→ STATED PROBLEM
Repeat all of the records verbatim.

→ ITEMS
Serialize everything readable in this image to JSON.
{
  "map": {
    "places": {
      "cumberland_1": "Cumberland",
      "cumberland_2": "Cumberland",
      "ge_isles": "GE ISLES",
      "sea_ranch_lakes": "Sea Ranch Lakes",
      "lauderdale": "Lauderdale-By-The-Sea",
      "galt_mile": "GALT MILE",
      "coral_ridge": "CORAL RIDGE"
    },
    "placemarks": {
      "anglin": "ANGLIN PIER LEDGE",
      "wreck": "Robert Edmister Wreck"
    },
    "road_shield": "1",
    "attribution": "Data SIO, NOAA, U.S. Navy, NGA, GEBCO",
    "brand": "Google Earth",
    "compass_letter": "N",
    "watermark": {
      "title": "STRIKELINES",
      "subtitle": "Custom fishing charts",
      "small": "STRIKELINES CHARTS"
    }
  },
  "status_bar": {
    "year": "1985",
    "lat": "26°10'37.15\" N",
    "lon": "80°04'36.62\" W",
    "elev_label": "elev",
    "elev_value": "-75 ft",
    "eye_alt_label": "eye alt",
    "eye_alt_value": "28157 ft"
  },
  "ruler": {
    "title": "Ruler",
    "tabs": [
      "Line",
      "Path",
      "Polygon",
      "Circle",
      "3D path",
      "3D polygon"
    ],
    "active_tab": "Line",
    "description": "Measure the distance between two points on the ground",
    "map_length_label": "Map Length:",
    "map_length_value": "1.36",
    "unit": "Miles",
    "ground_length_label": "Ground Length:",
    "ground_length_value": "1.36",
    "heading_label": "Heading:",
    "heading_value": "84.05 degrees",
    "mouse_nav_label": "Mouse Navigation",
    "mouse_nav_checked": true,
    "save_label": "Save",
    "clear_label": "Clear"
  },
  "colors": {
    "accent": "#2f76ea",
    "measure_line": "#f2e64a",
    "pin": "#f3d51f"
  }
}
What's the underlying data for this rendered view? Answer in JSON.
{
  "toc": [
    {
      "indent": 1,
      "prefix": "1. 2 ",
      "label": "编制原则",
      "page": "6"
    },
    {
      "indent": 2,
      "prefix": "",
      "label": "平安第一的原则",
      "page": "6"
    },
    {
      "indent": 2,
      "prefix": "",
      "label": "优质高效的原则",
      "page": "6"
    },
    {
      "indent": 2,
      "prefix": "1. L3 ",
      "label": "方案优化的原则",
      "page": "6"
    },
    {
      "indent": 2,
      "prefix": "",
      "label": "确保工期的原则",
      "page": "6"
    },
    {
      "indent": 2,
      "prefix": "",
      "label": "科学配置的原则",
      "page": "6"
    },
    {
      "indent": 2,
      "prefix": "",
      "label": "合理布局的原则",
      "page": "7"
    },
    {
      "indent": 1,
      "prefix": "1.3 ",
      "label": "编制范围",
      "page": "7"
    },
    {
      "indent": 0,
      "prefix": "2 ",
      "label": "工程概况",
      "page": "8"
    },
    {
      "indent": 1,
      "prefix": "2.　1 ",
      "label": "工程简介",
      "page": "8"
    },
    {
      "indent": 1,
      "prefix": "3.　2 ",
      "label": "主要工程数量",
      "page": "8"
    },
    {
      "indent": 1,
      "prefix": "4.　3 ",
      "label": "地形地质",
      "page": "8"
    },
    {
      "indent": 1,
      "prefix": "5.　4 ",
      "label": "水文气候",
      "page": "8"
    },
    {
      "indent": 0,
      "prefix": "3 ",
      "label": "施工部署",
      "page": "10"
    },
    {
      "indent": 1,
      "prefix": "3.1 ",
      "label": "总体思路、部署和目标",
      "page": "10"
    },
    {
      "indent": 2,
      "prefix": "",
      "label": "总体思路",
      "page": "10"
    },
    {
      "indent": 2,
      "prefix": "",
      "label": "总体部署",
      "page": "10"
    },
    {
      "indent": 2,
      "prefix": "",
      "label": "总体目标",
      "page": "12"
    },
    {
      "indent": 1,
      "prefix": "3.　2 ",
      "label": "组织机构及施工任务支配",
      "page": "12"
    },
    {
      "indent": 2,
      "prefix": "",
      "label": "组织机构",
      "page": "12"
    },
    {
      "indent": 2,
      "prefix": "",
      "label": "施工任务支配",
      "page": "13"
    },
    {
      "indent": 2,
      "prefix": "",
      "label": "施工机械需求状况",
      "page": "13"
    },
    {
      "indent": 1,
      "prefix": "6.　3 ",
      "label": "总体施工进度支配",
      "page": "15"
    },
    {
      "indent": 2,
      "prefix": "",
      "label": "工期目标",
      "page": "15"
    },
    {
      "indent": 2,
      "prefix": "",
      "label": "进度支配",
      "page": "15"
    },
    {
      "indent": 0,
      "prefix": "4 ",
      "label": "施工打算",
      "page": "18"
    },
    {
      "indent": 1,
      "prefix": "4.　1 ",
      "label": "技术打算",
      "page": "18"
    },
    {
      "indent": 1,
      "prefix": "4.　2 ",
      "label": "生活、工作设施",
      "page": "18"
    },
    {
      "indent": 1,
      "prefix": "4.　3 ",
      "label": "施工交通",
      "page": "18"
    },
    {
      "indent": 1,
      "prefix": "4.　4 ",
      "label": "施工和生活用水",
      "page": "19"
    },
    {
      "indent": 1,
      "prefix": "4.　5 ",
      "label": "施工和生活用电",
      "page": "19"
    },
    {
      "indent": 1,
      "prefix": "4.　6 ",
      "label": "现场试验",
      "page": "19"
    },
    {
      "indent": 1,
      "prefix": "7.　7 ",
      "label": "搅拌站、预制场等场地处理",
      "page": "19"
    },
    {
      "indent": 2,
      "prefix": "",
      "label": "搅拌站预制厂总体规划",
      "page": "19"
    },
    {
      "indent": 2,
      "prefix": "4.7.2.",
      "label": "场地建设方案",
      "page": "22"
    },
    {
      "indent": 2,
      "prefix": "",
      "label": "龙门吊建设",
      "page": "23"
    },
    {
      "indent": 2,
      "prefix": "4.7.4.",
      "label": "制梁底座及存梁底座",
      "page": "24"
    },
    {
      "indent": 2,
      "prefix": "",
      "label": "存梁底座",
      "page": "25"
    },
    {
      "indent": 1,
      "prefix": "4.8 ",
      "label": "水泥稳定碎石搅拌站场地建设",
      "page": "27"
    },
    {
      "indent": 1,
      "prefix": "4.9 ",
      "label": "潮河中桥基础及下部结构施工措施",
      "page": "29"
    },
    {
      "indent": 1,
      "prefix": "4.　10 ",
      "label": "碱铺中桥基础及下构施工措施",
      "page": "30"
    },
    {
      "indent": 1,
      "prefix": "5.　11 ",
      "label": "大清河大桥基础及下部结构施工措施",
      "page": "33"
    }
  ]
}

→ THE COMPLETED TASK
Serialize everything readable in this image to JSON.
{
  "map": {
    "places": {
      "cumberland_1": "Cumberland",
      "cumberland_2": "Cumberland",
      "ge_isles": "GE ISLES",
      "sea_ranch_lakes": "Sea Ranch Lakes",
      "lauderdale": "Lauderdale-By-The-Sea",
      "galt_mile": "GALT MILE",
      "coral_ridge": "CORAL RIDGE"
    },
    "placemarks": {
      "anglin": "ANGLIN PIER LEDGE",
      "wreck": "Robert Edmister Wreck"
    },
    "road_shield": "1",
    "attribution": "Data SIO, NOAA, U.S. Navy, NGA, GEBCO",
    "brand": "Google Earth",
    "compass_letter": "N",
    "watermark": {
      "title": "STRIKELINES",
      "subtitle": "Custom fishing charts",
      "small": "STRIKELINES CHARTS"
    }
  },
  "status_bar": {
    "year": "1985",
    "lat": "26°10'37.15\" N",
    "lon": "80°04'36.62\" W",
    "elev_label": "elev",
    "elev_value": "-75 ft",
    "eye_alt_label": "eye alt",
    "eye_alt_value": "28157 ft"
  },
  "ruler": {
    "title": "Ruler",
    "tabs": [
      "Line",
      "Path",
      "Polygon",
      "Circle",
      "3D path",
      "3D polygon"
    ],
    "active_tab": "Line",
    "description": "Measure the distance between two points on the ground",
    "map_length_label": "Map Length:",
    "map_length_value": "1.36",
    "unit": "Miles",
    "ground_length_label": "Ground Length:",
    "ground_length_value": "1.36",
    "heading_label": "Heading:",
    "heading_value": "84.05 degrees",
    "mouse_nav_label": "Mouse Navigation",
    "mouse_nav_checked": true,
    "save_label": "Save",
    "clear_label": "Clear"
  },
  "colors": {
    "accent": "#2f76ea",
    "measure_line": "#f2e64a",
    "pin": "#f3d51f"
  }
}
What's the underlying data for this rendered view? Answer in JSON.
{
  "toc": [
    {
      "indent": 1,
      "prefix": "1. 2 ",
      "label": "编制原则",
      "page": "6"
    },
    {
      "indent": 2,
      "prefix": "",
      "label": "平安第一的原则",
      "page": "6"
    },
    {
      "indent": 2,
      "prefix": "",
      "label": "优质高效的原则",
      "page": "6"
    },
    {
      "indent": 2,
      "prefix": "1. L3 ",
      "label": "方案优化的原则",
      "page": "6"
    },
    {
      "indent": 2,
      "prefix": "",
      "label": "确保工期的原则",
      "page": "6"
    },
    {
      "indent": 2,
      "prefix": "",
      "label": "科学配置的原则",
      "page": "6"
    },
    {
      "indent": 2,
      "prefix": "",
      "label": "合理布局的原则",
      "page": "7"
    },
    {
      "indent": 1,
      "prefix": "1.3 ",
      "label": "编制范围",
      "page": "7"
    },
    {
      "indent": 0,
      "prefix": "2 ",
      "label": "工程概况",
      "page": "8"
    },
    {
      "indent": 1,
      "prefix": "2.　1 ",
      "label": "工程简介",
      "page": "8"
    },
    {
      "indent": 1,
      "prefix": "3.　2 ",
      "label": "主要工程数量",
      "page": "8"
    },
    {
      "indent": 1,
      "prefix": "4.　3 ",
      "label": "地形地质",
      "page": "8"
    },
    {
      "indent": 1,
      "prefix": "5.　4 ",
      "label": "水文气候",
      "page": "8"
    },
    {
      "indent": 0,
      "prefix": "3 ",
      "label": "施工部署",
      "page": "10"
    },
    {
      "indent": 1,
      "prefix": "3.1 ",
      "label": "总体思路、部署和目标",
      "page": "10"
    },
    {
      "indent": 2,
      "prefix": "",
      "label": "总体思路",
      "page": "10"
    },
    {
      "indent": 2,
      "prefix": "",
      "label": "总体部署",
      "page": "10"
    },
    {
      "indent": 2,
      "prefix": "",
      "label": "总体目标",
      "page": "12"
    },
    {
      "indent": 1,
      "prefix": "3.　2 ",
      "label": "组织机构及施工任务支配",
      "page": "12"
    },
    {
      "indent": 2,
      "prefix": "",
      "label": "组织机构",
      "page": "12"
    },
    {
      "indent": 2,
      "prefix": "",
      "label": "施工任务支配",
      "page": "13"
    },
    {
      "indent": 2,
      "prefix": "",
      "label": "施工机械需求状况",
      "page": "13"
    },
    {
      "indent": 1,
      "prefix": "6.　3 ",
      "label": "总体施工进度支配",
      "page": "15"
    },
    {
      "indent": 2,
      "prefix": "",
      "label": "工期目标",
      "page": "15"
    },
    {
      "indent": 2,
      "prefix": "",
      "label": "进度支配",
      "page": "15"
    },
    {
      "indent": 0,
      "prefix": "4 ",
      "label": "施工打算",
      "page": "18"
    },
    {
      "indent": 1,
      "prefix": "4.　1 ",
      "label": "技术打算",
      "page": "18"
    },
    {
      "indent": 1,
      "prefix": "4.　2 ",
      "label": "生活、工作设施",
      "page": "18"
    },
    {
      "indent": 1,
      "prefix": "4.　3 ",
      "label": "施工交通",
      "page": "18"
    },
    {
      "indent": 1,
      "prefix": "4.　4 ",
      "label": "施工和生活用水",
      "page": "19"
    },
    {
      "indent": 1,
      "prefix": "4.　5 ",
      "label": "施工和生活用电",
      "page": "19"
    },
    {
      "indent": 1,
      "prefix": "4.　6 ",
      "label": "现场试验",
      "page": "19"
    },
    {
      "indent": 1,
      "prefix": "7.　7 ",
      "label": "搅拌站、预制场等场地处理",
      "page": "19"
    },
    {
      "indent": 2,
      "prefix": "",
      "label": "搅拌站预制厂总体规划",
      "page": "19"
    },
    {
      "indent": 2,
      "prefix": "4.7.2.",
      "label": "场地建设方案",
      "page": "22"
    },
    {
      "indent": 2,
      "prefix": "",
      "label": "龙门吊建设",
      "page": "23"
    },
    {
      "indent": 2,
      "prefix": "4.7.4.",
      "label": "制梁底座及存梁底座",
      "page": "24"
    },
    {
      "indent": 2,
      "prefix": "",
      "label": "存梁底座",
      "page": "25"
    },
    {
      "indent": 1,
      "prefix": "4.8 ",
      "label": "水泥稳定碎石搅拌站场地建设",
      "page": "27"
    },
    {
      "indent": 1,
      "prefix": "4.9 ",
      "label": "潮河中桥基础及下部结构施工措施",
      "page": "29"
    },
    {
      "indent": 1,
      "prefix": "4.　10 ",
      "label": "碱铺中桥基础及下构施工措施",
      "page": "30"
    },
    {
      "indent": 1,
      "prefix": "5.　11 ",
      "label": "大清河大桥基础及下部结构施工措施",
      "page": "33"
    }
  ]
}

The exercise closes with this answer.